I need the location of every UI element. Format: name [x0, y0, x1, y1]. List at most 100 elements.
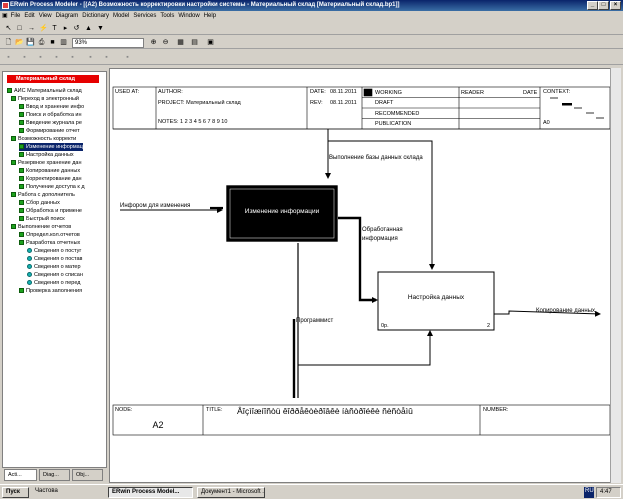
- menu-help[interactable]: Help: [204, 13, 216, 19]
- activity-icon: [11, 223, 16, 229]
- tree-item[interactable]: Разработка отчетных: [19, 239, 80, 247]
- language-indicator[interactable]: RU: [584, 487, 594, 498]
- menu-window[interactable]: Window: [178, 13, 199, 19]
- window-title: ERwin Process Modeler - [(A2) Возможност…: [10, 2, 400, 8]
- undo-icon[interactable]: ↺: [72, 24, 81, 33]
- pointer-tool-icon[interactable]: ↖: [4, 24, 13, 33]
- menu-tools[interactable]: Tools: [160, 13, 174, 19]
- properties-icon[interactable]: ▣: [206, 38, 215, 47]
- tree-item[interactable]: Возможность корректи: [11, 135, 76, 143]
- canvas-scrollbar[interactable]: [610, 68, 621, 483]
- tree-item[interactable]: Поиск и обработка ин: [19, 111, 82, 119]
- tree-item[interactable]: АИС Материальный склад: [7, 87, 82, 95]
- activity-box-change-info[interactable]: Изменение информации: [226, 185, 338, 242]
- mart-icon-3[interactable]: ▪: [36, 53, 45, 62]
- model-mart-toolbar: ▪ ▪ ▪ ▪ ▪ ▪ ▪ ▪: [0, 50, 623, 65]
- tab-diagrams[interactable]: Diag...: [39, 469, 70, 481]
- pan-tool-icon[interactable]: ▸: [61, 24, 70, 33]
- title-label: TITLE:: [206, 407, 223, 413]
- tree-root-node[interactable]: Материальный склад: [7, 75, 99, 83]
- tree-item[interactable]: Определ.кол.отчетов: [19, 231, 80, 239]
- quick-launch-item[interactable]: Частова: [32, 487, 102, 498]
- tree-item[interactable]: Выполнение отчетов: [11, 223, 71, 231]
- task-erwin[interactable]: ERwin Process Model...: [108, 487, 193, 498]
- tree-item[interactable]: Настройка данных: [19, 151, 74, 159]
- activity-icon: [19, 143, 24, 149]
- node-value: A2: [152, 420, 163, 430]
- reader-date-label: DATE: [523, 90, 538, 96]
- mart-icon-2[interactable]: ▪: [20, 53, 29, 62]
- tree-item[interactable]: Сведения о матер: [27, 263, 81, 271]
- menu-file[interactable]: File: [11, 13, 21, 19]
- print-icon[interactable]: ⎙: [37, 38, 46, 47]
- minimize-button[interactable]: _: [587, 1, 598, 10]
- tree-item[interactable]: Сведения о перед: [27, 279, 80, 287]
- activity-icon: [19, 127, 24, 133]
- tree-item[interactable]: Формирование отчет: [19, 127, 80, 135]
- report-icon[interactable]: ▤: [190, 38, 199, 47]
- text-tool-icon[interactable]: T: [50, 24, 59, 33]
- mart-icon-5[interactable]: ▪: [68, 53, 77, 62]
- tree-item[interactable]: Резервное хранение дан: [11, 159, 82, 167]
- squiggle-tool-icon[interactable]: ⚡: [39, 24, 48, 33]
- tree-item[interactable]: Копирование данных: [19, 167, 80, 175]
- menu-dictionary[interactable]: Dictionary: [82, 13, 109, 19]
- mart-icon-8[interactable]: ▪: [123, 53, 132, 62]
- tree-item[interactable]: Работа с дополнитель: [11, 191, 75, 199]
- tree-item[interactable]: Получение доступа к д: [19, 183, 85, 191]
- menu-view[interactable]: View: [39, 13, 52, 19]
- tree-item[interactable]: Корректирование дан: [19, 175, 82, 183]
- tree-item[interactable]: Обработка и примене: [19, 207, 82, 215]
- start-button[interactable]: Пуск: [2, 487, 29, 498]
- tree-item[interactable]: Быстрый поиск: [19, 215, 65, 223]
- tree-item[interactable]: Ввод и хранение инфо: [19, 103, 84, 111]
- mart-icon-7[interactable]: ▪: [102, 53, 111, 62]
- mart-icon-6[interactable]: ▪: [86, 53, 95, 62]
- task-word[interactable]: Документ1 - Microsoft ...: [197, 487, 265, 498]
- tree-item[interactable]: Сведения о списан: [27, 271, 83, 279]
- arrow-tool-icon[interactable]: →: [27, 24, 36, 33]
- diagram-arrows[interactable]: [120, 129, 601, 398]
- mart-icon-4[interactable]: ▪: [52, 53, 61, 62]
- close-button[interactable]: ×: [610, 1, 621, 10]
- save-icon[interactable]: 💾: [26, 38, 35, 47]
- tree-item[interactable]: Сведения о постав: [27, 255, 82, 263]
- mart-icon-1[interactable]: ▪: [4, 53, 13, 62]
- maximize-button[interactable]: □: [598, 1, 609, 10]
- menu-diagram[interactable]: Diagram: [56, 13, 79, 19]
- app-menu-icon[interactable]: ▣: [2, 13, 8, 19]
- font-icon[interactable]: ▥: [59, 38, 68, 47]
- tree-item[interactable]: Изменение информац: [19, 143, 83, 151]
- activity-icon: [27, 279, 32, 285]
- tab-objects[interactable]: Obj...: [72, 469, 103, 481]
- activity-icon: [19, 239, 24, 245]
- tree-item[interactable]: Проверка заполнения: [19, 287, 82, 295]
- diagram-canvas[interactable]: USED AT: AUTHOR: PROJECT: Материальный с…: [109, 68, 621, 483]
- zoom-out-icon[interactable]: ⊖: [161, 38, 170, 47]
- open-file-icon[interactable]: 📂: [15, 38, 24, 47]
- menu-model[interactable]: Model: [113, 13, 129, 19]
- tab-activities[interactable]: Acti...: [4, 469, 37, 481]
- zoom-combo[interactable]: 93%: [72, 38, 144, 48]
- activity-box-data-setup[interactable]: Настройка данных 0р. 2: [377, 271, 495, 331]
- between-arrow-label-line1: Обработанная: [362, 227, 403, 233]
- tree-item[interactable]: Сбор данных: [19, 199, 60, 207]
- tree-item[interactable]: Переход в электронный: [11, 95, 79, 103]
- tree-item-label: Определ.кол.отчетов: [26, 232, 80, 238]
- model-explorer-icon[interactable]: ▦: [176, 38, 185, 47]
- date-value: 08.11.2011: [330, 89, 357, 95]
- menu-services[interactable]: Services: [133, 13, 156, 19]
- go-up-icon[interactable]: ▲: [84, 24, 93, 33]
- menu-edit[interactable]: Edit: [24, 13, 34, 19]
- box-tool-icon[interactable]: □: [15, 24, 24, 33]
- notes-label: NOTES: 1 2 3 4 5 6 7 8 9 10: [158, 119, 227, 125]
- tree-item-label: Переход в электронный: [18, 96, 79, 102]
- go-down-icon[interactable]: ▼: [96, 24, 105, 33]
- color-icon[interactable]: ■: [48, 38, 57, 47]
- menu-bar: ▣ File Edit View Diagram Dictionary Model Servi…: [0, 11, 623, 21]
- zoom-in-icon[interactable]: ⊕: [149, 38, 158, 47]
- activity-icon: [19, 111, 24, 117]
- tree-item[interactable]: Введение журнала ре: [19, 119, 82, 127]
- new-file-icon[interactable]: 🗋: [4, 38, 13, 47]
- tree-item[interactable]: Сведения о постуг: [27, 247, 81, 255]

**WHAT YOU WILL DO:**
Copy every line of the items above without changing a character, and leave out the pictures.

**EXERCISE SOLUTION:**
I need the location of every UI element. Format: name [x0, y0, x1, y1]. List at most 100 elements.
- menu-help[interactable]: Help: [204, 13, 216, 19]
- activity-icon: [11, 223, 16, 229]
- tree-item[interactable]: Разработка отчетных: [19, 239, 80, 247]
- language-indicator[interactable]: RU: [584, 487, 594, 498]
- menu-window[interactable]: Window: [178, 13, 199, 19]
- window-title: ERwin Process Modeler - [(A2) Возможност…: [10, 2, 400, 8]
- undo-icon[interactable]: ↺: [72, 24, 81, 33]
- pointer-tool-icon[interactable]: ↖: [4, 24, 13, 33]
- menu-tools[interactable]: Tools: [160, 13, 174, 19]
- properties-icon[interactable]: ▣: [206, 38, 215, 47]
- tree-item[interactable]: Возможность корректи: [11, 135, 76, 143]
- canvas-scrollbar[interactable]: [610, 68, 621, 483]
- tree-item[interactable]: Поиск и обработка ин: [19, 111, 82, 119]
- tree-item[interactable]: АИС Материальный склад: [7, 87, 82, 95]
- activity-box-change-info[interactable]: Изменение информации: [226, 185, 338, 242]
- mart-icon-3[interactable]: ▪: [36, 53, 45, 62]
- model-mart-toolbar: ▪ ▪ ▪ ▪ ▪ ▪ ▪ ▪: [0, 50, 623, 65]
- tab-diagrams[interactable]: Diag...: [39, 469, 70, 481]
- pan-tool-icon[interactable]: ▸: [61, 24, 70, 33]
- title-label: TITLE:: [206, 407, 223, 413]
- tree-root-node[interactable]: Материальный склад: [7, 75, 99, 83]
- tree-item[interactable]: Определ.кол.отчетов: [19, 231, 80, 239]
- quick-launch-item[interactable]: Частова: [32, 487, 102, 498]
- tree-item[interactable]: Выполнение отчетов: [11, 223, 71, 231]
- task-erwin[interactable]: ERwin Process Model...: [108, 487, 193, 498]
- tree-item[interactable]: Настройка данных: [19, 151, 74, 159]
- activity-icon: [19, 143, 24, 149]
- node-value: A2: [152, 420, 163, 430]
- reader-date-label: DATE: [523, 90, 538, 96]
- mart-icon-2[interactable]: ▪: [20, 53, 29, 62]
- tree-item[interactable]: Сведения о матер: [27, 263, 81, 271]
- menu-file[interactable]: File: [11, 13, 21, 19]
- print-icon[interactable]: ⎙: [37, 38, 46, 47]
- minimize-button[interactable]: _: [587, 1, 598, 10]
- tree-item[interactable]: Сведения о перед: [27, 279, 80, 287]
- activity-icon: [19, 127, 24, 133]
- tree-item[interactable]: Формирование отчет: [19, 127, 80, 135]
- report-icon[interactable]: ▤: [190, 38, 199, 47]
- text-tool-icon[interactable]: T: [50, 24, 59, 33]
- mart-icon-5[interactable]: ▪: [68, 53, 77, 62]
- tree-item[interactable]: Резервное хранение дан: [11, 159, 82, 167]
- squiggle-tool-icon[interactable]: ⚡: [39, 24, 48, 33]
- tree-item[interactable]: Копирование данных: [19, 167, 80, 175]
- menu-dictionary[interactable]: Dictionary: [82, 13, 109, 19]
- mart-icon-8[interactable]: ▪: [123, 53, 132, 62]
- tree-item[interactable]: Работа с дополнитель: [11, 191, 75, 199]
- tree-item[interactable]: Получение доступа к д: [19, 183, 85, 191]
- menu-view[interactable]: View: [39, 13, 52, 19]
- tree-item[interactable]: Корректирование дан: [19, 175, 82, 183]
- tree-item[interactable]: Обработка и примене: [19, 207, 82, 215]
- start-button[interactable]: Пуск: [2, 487, 29, 498]
- tree-item[interactable]: Быстрый поиск: [19, 215, 65, 223]
- tree-item[interactable]: Ввод и хранение инфо: [19, 103, 84, 111]
- mart-icon-7[interactable]: ▪: [102, 53, 111, 62]
- mart-icon-6[interactable]: ▪: [86, 53, 95, 62]
- task-word[interactable]: Документ1 - Microsoft ...: [197, 487, 265, 498]
- tree-item[interactable]: Сведения о списан: [27, 271, 83, 279]
- arrow-tool-icon[interactable]: →: [27, 24, 36, 33]
- diagram-arrows[interactable]: [120, 129, 601, 398]
- mart-icon-4[interactable]: ▪: [52, 53, 61, 62]
- close-button[interactable]: ×: [610, 1, 621, 10]
- save-icon[interactable]: 💾: [26, 38, 35, 47]
- tree-item[interactable]: Сведения о постав: [27, 255, 82, 263]
- mart-icon-1[interactable]: ▪: [4, 53, 13, 62]
- maximize-button[interactable]: □: [598, 1, 609, 10]
- menu-diagram[interactable]: Diagram: [56, 13, 79, 19]
- app-menu-icon[interactable]: ▣: [2, 13, 8, 19]
- font-icon[interactable]: ▥: [59, 38, 68, 47]
- tree-item[interactable]: Изменение информац: [19, 143, 83, 151]
- activity-icon: [27, 279, 32, 285]
- tab-objects[interactable]: Obj...: [72, 469, 103, 481]
- activity-icon: [19, 239, 24, 245]
- tree-item[interactable]: Проверка заполнения: [19, 287, 82, 295]
- diagram-canvas[interactable]: USED AT: AUTHOR: PROJECT: Материальный с…: [109, 68, 621, 483]
- zoom-out-icon[interactable]: ⊖: [161, 38, 170, 47]
- open-file-icon[interactable]: 📂: [15, 38, 24, 47]
- menu-model[interactable]: Model: [113, 13, 129, 19]
- tab-activities[interactable]: Acti...: [4, 469, 37, 481]
- zoom-combo[interactable]: 93%: [72, 38, 144, 48]
- activity-box-data-setup[interactable]: Настройка данных 0р. 2: [377, 271, 495, 331]
- between-arrow-label-line1: Обработанная: [362, 227, 403, 233]
- tree-item[interactable]: Сбор данных: [19, 199, 60, 207]
- tree-item[interactable]: Переход в электронный: [11, 95, 79, 103]
- tree-item-label: Определ.кол.отчетов: [26, 232, 80, 238]
- model-explorer-icon[interactable]: ▦: [176, 38, 185, 47]
- date-value: 08.11.2011: [330, 89, 357, 95]
- menu-services[interactable]: Services: [133, 13, 156, 19]
- go-up-icon[interactable]: ▲: [84, 24, 93, 33]
- menu-edit[interactable]: Edit: [24, 13, 34, 19]
- box-tool-icon[interactable]: □: [15, 24, 24, 33]
- notes-label: NOTES: 1 2 3 4 5 6 7 8 9 10: [158, 119, 227, 125]
- tree-item-label: Переход в электронный: [18, 96, 79, 102]
- go-down-icon[interactable]: ▼: [96, 24, 105, 33]
- color-icon[interactable]: ■: [48, 38, 57, 47]
- menu-bar: ▣ File Edit View Diagram Dictionary Model Servi…: [0, 11, 623, 21]
- zoom-in-icon[interactable]: ⊕: [149, 38, 158, 47]
- activity-icon: [19, 111, 24, 117]
- tree-item[interactable]: Введение журнала ре: [19, 119, 82, 127]
- new-file-icon[interactable]: 🗋: [4, 38, 13, 47]
- tree-item[interactable]: Сведения о постуг: [27, 247, 81, 255]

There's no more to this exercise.